List every line in the rows below that contains the string "INTER".

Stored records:
************
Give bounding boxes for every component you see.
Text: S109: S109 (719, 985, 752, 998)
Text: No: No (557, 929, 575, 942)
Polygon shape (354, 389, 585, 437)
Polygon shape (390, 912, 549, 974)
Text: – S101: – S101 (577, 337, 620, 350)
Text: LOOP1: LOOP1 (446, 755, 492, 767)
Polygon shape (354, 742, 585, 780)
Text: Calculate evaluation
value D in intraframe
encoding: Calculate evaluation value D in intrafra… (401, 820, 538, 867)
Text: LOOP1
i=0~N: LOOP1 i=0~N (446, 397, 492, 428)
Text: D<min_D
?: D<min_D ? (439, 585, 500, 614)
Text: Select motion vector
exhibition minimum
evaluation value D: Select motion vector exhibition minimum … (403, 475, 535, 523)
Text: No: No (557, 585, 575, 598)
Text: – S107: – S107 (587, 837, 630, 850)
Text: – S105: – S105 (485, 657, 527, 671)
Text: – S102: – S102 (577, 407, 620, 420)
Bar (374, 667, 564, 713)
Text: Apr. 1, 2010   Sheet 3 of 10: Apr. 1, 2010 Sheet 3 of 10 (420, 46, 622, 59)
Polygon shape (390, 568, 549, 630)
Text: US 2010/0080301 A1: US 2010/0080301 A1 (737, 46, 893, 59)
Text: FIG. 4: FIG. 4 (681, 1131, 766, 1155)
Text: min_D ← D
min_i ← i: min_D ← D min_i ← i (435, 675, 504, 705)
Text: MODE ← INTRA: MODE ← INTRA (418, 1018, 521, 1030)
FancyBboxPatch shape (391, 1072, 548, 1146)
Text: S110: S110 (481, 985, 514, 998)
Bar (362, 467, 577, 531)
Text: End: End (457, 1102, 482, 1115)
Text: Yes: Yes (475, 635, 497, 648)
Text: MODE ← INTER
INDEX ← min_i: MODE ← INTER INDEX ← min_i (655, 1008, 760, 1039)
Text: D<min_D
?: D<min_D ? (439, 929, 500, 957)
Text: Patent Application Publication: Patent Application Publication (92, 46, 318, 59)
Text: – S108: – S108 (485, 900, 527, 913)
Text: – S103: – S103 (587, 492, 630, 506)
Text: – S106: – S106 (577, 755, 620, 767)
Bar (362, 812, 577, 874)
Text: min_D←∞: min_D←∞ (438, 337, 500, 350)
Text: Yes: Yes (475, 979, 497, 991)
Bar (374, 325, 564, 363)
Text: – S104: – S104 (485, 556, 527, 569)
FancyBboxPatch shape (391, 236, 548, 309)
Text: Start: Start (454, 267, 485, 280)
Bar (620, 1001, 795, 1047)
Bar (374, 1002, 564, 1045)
************
◆ Answer to the task:
Text: MODE ← INTER
INDEX ← min_i: MODE ← INTER INDEX ← min_i (655, 1008, 760, 1039)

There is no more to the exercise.